[[ EXCERPT TO READ, beginning ]]
Someone please tell me, how in the world is this fair?
That’s the question many coaches not taking advantage of college football’s latest gimmick want to know, including Arkansas’ Bret Bielema and Alabama head coach Nick Saban. According to Stewart Mandel:
The HUNH offensive gimmick creates a host of problems for the game of football, not just opposing defenses. Aside from officials not being able to do their job and enforce the game’s rules, according to Saban and others, it endangers the players on the field.
There are two kinds of people who say this isn’t true:
1.) Those who have never played football; and
2.) Those whose teams currently employ this sucker-punch offensive philosophy.
Coaches who sit in the living rooms of recruits, who assure parents of future players they’ll take care of their sons’ well-being are simply trying to take care of the kids they’ve promised to care for. The chair of the NCAA Rules Committee agrees.
“This rules change is being made to enhance student-athlete safety by guaranteeing a small window for both teams to substitute,” Air Force coach Troy Calhoun, chair of the rules committee, said in a prepared statement. “As the average number of plays per game has increased, this issue has been discussed with greater frequency by the committee in recent years and we felt like it was time to act in the interests of protecting our student-athletes.”
[[ EXCERPT TO READ, end ]]
[WORK INSTRUCTIONS]
(a) According to the passage on the HUNH offense, who chairs the NCAA Rules Committee?
(b) Condense the paragraph of the passage on the HUNH offense that opens with "The HUNH offensive gimmick creates" into a single shorter sentence that keeps its main facts.
(c) Duplicate the passage on the HUNH offense word for word, starting at "There are two" and ending at "sucker-punch offensive philosophy.".
The data that comes next is separate material, unrelated to the passage on the HUNH offense.
[[ DATA PROVIDED, beginning ]]
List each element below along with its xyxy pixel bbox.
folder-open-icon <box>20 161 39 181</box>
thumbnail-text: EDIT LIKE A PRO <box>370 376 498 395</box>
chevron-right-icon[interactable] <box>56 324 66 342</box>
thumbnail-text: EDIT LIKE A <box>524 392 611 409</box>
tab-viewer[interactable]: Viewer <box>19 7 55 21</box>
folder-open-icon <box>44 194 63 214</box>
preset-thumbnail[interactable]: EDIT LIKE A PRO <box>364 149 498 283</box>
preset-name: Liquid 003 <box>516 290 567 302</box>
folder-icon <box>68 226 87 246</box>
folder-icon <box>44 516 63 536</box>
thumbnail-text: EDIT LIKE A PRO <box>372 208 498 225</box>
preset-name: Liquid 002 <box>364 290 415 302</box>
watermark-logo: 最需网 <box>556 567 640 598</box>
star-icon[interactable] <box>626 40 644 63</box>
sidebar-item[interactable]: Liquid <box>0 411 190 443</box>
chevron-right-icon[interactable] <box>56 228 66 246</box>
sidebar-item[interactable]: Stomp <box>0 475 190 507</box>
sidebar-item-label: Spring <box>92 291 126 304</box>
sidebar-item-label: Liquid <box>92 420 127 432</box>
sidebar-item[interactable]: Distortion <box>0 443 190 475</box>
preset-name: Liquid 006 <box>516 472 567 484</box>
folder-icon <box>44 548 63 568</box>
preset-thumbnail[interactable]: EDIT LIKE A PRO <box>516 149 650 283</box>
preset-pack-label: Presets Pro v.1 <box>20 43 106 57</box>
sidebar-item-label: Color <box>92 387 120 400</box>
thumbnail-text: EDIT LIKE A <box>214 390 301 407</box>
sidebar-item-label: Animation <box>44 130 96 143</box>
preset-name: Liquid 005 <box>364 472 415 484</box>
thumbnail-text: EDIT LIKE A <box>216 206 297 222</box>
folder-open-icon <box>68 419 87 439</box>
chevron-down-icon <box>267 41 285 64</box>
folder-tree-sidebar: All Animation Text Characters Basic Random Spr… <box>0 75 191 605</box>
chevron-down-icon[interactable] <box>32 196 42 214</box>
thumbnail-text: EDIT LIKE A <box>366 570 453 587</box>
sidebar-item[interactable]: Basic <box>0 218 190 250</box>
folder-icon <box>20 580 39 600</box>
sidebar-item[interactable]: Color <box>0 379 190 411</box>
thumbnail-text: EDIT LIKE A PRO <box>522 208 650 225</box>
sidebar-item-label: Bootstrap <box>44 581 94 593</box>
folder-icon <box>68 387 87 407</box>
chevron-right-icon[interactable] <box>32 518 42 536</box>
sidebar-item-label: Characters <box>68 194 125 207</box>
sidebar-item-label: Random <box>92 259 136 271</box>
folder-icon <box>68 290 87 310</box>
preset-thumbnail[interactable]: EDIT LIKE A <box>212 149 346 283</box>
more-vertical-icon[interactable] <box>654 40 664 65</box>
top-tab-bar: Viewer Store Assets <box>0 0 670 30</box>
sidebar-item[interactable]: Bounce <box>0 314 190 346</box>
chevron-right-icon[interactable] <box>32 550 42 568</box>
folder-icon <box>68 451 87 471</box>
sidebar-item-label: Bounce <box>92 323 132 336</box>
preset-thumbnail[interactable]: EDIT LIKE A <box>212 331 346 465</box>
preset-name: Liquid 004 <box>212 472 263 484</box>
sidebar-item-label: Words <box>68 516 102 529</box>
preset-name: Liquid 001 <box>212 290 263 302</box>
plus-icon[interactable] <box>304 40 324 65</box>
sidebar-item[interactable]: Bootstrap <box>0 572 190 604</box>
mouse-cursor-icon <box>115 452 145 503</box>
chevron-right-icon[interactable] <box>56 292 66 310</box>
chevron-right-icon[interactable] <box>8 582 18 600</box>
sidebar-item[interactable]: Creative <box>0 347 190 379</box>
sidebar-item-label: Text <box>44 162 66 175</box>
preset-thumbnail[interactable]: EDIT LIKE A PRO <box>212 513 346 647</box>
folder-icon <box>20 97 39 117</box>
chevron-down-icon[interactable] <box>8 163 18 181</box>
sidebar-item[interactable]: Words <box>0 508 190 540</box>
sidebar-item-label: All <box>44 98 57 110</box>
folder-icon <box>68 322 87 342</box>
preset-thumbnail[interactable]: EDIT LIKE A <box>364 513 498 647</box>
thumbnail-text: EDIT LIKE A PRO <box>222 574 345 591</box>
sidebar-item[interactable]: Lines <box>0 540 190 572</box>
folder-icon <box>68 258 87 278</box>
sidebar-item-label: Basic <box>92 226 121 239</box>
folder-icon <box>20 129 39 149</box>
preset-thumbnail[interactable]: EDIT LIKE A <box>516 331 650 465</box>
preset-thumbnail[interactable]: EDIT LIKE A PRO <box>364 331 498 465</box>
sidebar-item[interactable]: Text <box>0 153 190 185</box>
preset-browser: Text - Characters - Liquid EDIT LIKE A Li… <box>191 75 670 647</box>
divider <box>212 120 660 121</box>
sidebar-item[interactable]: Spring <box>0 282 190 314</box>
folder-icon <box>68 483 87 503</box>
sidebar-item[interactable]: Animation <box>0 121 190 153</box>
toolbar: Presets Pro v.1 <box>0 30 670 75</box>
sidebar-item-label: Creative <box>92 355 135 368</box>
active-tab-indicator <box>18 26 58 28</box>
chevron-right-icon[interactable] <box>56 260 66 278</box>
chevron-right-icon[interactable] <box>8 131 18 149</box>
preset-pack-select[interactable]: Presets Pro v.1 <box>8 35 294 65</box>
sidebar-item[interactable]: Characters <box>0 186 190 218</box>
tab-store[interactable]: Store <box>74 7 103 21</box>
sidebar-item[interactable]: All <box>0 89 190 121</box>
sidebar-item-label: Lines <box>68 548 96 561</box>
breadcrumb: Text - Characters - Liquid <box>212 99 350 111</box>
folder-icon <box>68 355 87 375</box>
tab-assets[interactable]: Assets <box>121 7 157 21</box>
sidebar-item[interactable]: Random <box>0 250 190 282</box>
[[ DATA PROVIDED, end ]]
[RESPONSES TO THE EXERCISE]
(a) Air Force coach Troy Calhoun.

(b) According to Saban and others, the HUNH offensive gimmick causes problems beyond those it gives opposing defenses: officials cannot enforce the rules, and players on the field are put in danger.

(c)
There are two kinds of people who say this isn’t true:
1.) Those who have never played football; and
2.) Those whose teams currently employ this sucker-punch offensive philosophy.